The exercise
Copy each line that contains the string "from".

Data records
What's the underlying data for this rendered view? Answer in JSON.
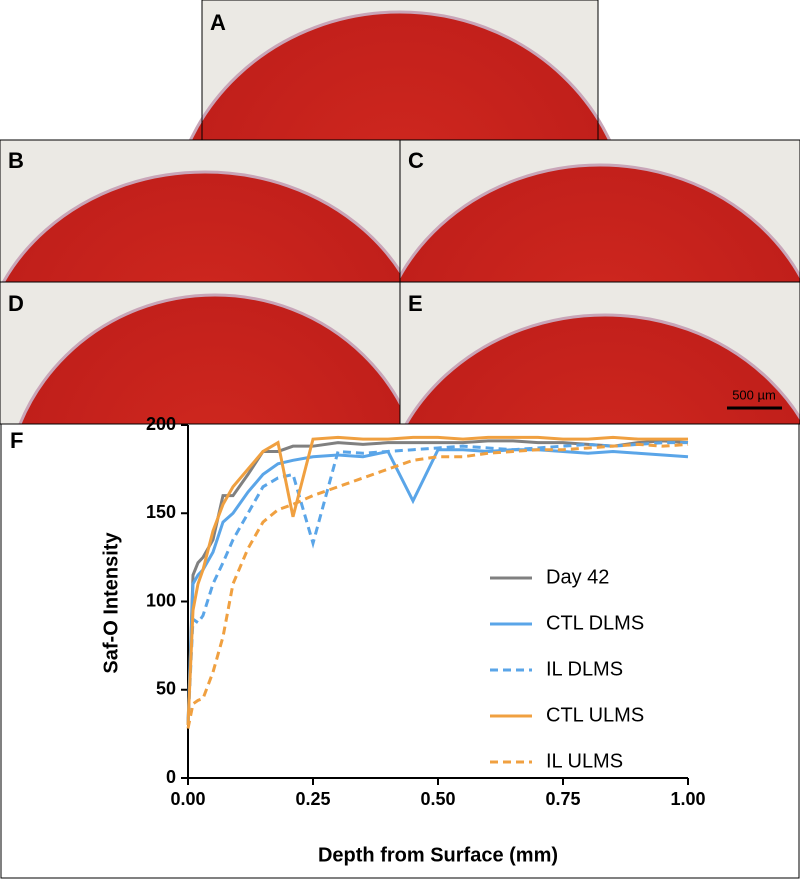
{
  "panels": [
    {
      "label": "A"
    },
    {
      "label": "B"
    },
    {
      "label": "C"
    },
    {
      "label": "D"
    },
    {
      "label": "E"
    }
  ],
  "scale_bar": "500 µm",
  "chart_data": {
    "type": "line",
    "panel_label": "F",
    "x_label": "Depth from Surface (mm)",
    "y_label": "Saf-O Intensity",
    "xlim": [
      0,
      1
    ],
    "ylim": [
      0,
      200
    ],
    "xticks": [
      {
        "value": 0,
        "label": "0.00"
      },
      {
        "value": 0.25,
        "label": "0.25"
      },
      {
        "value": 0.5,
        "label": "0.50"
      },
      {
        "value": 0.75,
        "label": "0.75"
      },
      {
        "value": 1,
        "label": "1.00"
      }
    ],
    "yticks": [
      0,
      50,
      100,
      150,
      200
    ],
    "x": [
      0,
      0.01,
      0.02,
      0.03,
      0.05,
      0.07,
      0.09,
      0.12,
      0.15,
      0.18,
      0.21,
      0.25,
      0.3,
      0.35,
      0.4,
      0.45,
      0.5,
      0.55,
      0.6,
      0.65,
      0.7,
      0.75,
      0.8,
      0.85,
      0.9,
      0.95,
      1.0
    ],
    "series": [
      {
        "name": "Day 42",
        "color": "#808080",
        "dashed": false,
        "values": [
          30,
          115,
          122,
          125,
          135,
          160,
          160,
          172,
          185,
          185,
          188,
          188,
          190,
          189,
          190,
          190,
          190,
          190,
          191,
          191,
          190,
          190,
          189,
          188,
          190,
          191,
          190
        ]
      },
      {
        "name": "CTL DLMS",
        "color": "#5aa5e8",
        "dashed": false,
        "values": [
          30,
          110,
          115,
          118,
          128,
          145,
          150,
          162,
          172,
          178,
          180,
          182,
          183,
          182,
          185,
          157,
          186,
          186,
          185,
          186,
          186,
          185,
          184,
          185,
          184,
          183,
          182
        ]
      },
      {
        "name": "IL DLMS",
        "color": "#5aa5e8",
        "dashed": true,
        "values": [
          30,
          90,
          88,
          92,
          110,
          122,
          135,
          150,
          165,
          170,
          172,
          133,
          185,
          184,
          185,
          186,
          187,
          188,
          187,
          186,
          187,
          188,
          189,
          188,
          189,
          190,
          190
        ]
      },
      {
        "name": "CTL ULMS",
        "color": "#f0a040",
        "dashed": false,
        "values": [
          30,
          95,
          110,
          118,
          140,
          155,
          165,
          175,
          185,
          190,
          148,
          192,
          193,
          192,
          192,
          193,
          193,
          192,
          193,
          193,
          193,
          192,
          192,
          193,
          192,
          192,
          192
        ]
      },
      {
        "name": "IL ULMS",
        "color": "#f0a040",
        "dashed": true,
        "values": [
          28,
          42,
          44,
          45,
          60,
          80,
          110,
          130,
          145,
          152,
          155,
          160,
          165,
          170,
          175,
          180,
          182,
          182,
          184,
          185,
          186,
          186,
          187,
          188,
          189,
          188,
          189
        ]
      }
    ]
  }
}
--
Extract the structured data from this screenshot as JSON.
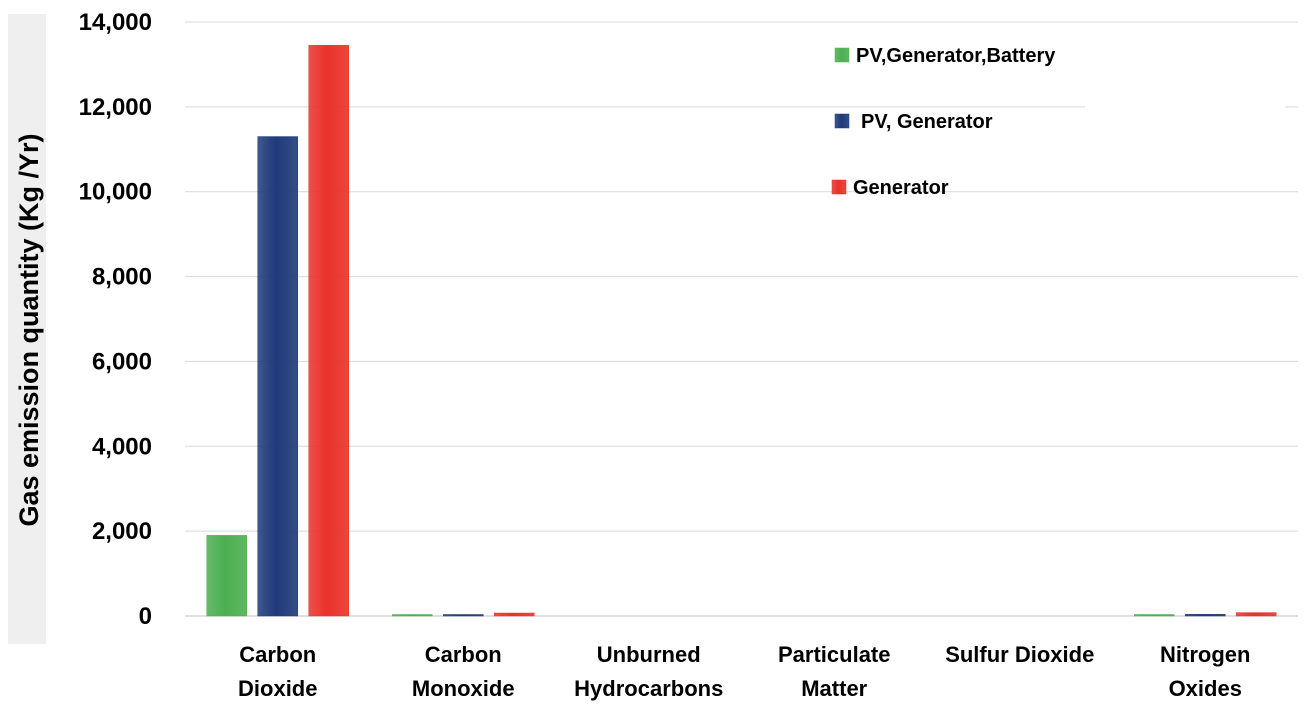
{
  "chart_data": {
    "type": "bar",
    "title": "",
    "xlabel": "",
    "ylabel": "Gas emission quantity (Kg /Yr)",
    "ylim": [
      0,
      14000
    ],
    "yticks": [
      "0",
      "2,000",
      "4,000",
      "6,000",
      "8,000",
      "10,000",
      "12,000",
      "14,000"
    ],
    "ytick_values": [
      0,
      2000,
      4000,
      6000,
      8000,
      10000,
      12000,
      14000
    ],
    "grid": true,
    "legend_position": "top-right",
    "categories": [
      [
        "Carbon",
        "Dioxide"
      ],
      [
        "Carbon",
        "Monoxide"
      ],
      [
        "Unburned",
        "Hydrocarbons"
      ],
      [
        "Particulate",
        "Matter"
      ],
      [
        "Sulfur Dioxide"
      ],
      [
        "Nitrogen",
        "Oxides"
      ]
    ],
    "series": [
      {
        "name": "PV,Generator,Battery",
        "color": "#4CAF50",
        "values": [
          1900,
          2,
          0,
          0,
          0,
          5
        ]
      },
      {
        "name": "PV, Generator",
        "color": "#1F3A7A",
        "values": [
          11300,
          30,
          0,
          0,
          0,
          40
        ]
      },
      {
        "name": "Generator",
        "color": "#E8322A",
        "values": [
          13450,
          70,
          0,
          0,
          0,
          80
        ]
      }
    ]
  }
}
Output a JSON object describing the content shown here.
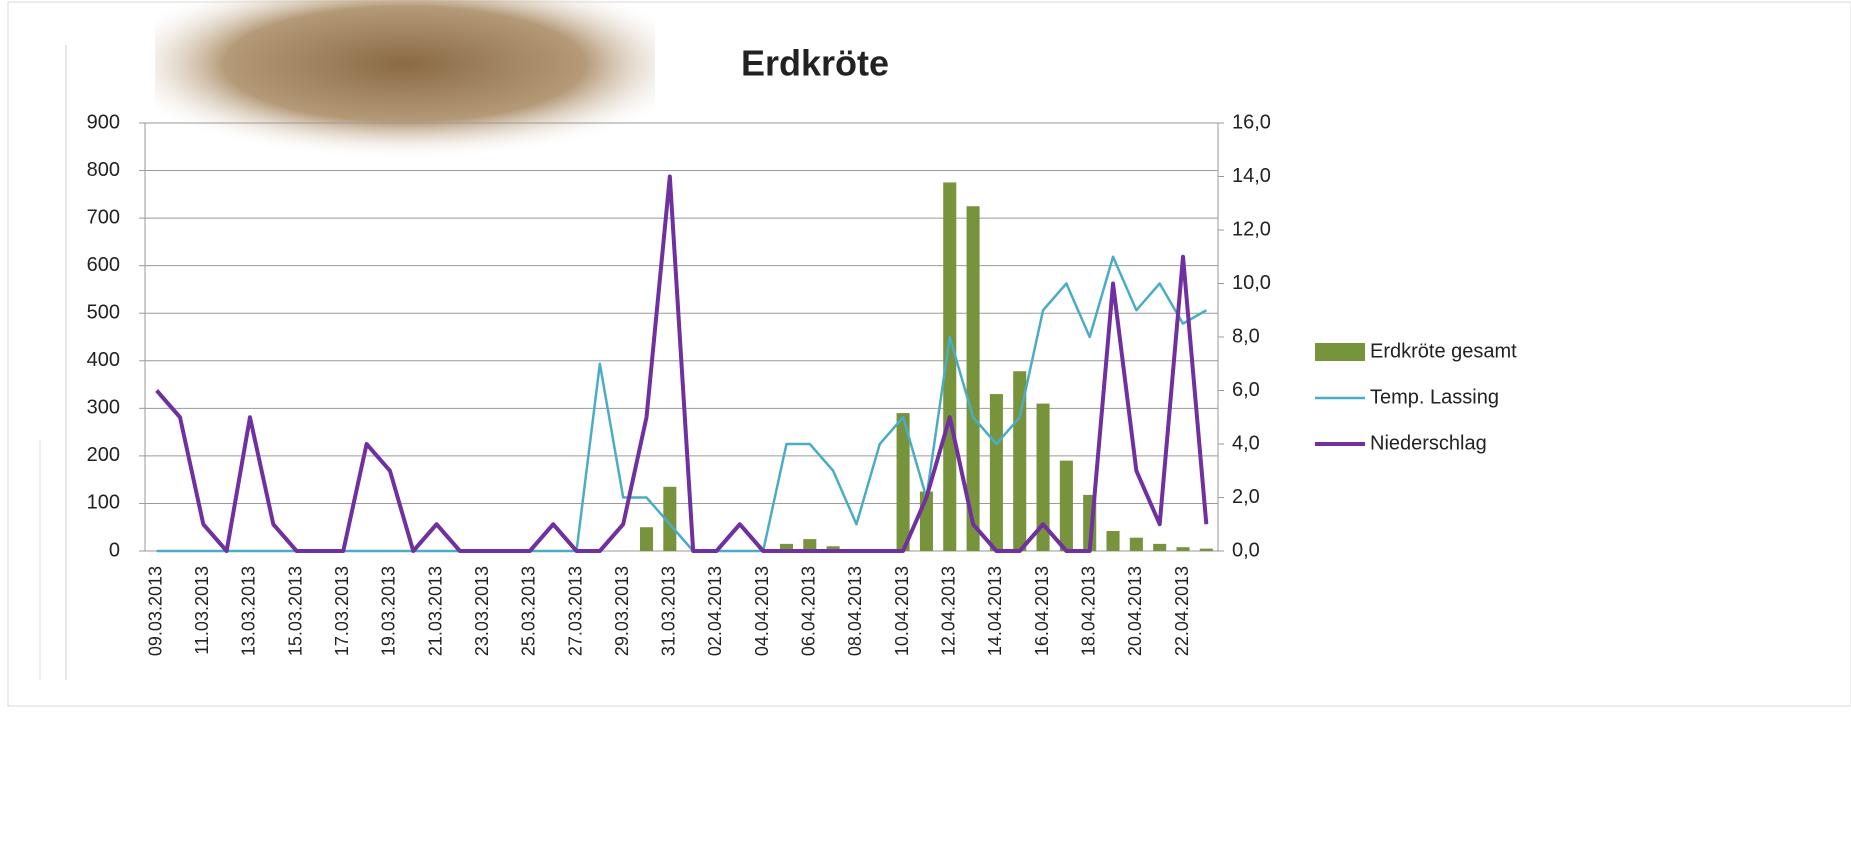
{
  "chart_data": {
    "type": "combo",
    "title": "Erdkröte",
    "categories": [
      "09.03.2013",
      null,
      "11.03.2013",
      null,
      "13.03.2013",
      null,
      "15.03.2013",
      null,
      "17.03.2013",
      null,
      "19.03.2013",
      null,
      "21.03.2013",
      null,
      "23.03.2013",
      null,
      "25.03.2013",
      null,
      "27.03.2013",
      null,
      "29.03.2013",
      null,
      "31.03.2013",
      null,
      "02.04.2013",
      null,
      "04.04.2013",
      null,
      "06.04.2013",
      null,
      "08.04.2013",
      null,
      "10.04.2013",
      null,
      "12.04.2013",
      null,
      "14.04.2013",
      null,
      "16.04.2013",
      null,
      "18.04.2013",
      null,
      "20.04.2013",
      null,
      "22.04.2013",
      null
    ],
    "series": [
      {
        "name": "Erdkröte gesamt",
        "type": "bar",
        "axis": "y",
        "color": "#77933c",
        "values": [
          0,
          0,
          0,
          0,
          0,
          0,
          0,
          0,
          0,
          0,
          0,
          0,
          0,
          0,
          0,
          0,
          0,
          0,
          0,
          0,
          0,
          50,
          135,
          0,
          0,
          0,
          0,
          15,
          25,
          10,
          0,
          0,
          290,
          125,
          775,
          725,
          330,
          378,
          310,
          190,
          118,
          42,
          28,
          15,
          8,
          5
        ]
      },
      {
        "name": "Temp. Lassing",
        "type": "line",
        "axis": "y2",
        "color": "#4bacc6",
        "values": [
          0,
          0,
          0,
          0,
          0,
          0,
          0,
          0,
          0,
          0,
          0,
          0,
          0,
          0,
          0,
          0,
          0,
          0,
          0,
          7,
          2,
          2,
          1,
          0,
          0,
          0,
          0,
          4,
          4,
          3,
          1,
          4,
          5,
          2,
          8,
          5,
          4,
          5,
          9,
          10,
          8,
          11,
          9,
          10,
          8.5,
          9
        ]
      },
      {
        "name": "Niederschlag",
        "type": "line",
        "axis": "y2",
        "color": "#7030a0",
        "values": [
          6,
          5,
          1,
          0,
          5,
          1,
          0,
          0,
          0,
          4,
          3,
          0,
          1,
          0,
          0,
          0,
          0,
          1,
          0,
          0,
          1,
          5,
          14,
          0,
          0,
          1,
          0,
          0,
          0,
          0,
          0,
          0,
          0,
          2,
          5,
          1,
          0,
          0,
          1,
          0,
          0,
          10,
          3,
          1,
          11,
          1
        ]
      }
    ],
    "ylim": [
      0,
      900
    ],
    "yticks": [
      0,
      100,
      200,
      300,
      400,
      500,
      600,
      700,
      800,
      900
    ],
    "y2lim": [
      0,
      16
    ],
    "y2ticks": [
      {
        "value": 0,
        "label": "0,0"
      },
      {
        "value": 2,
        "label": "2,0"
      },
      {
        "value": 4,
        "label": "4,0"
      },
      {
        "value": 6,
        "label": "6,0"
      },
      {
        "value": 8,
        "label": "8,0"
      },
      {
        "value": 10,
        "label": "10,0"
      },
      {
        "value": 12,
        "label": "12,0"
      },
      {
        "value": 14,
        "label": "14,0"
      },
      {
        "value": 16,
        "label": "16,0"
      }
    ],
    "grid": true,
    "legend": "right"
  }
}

Correct response
    "x_label": "Depth from Surface (mm)",
Extract the structured data from this screenshot as JSON.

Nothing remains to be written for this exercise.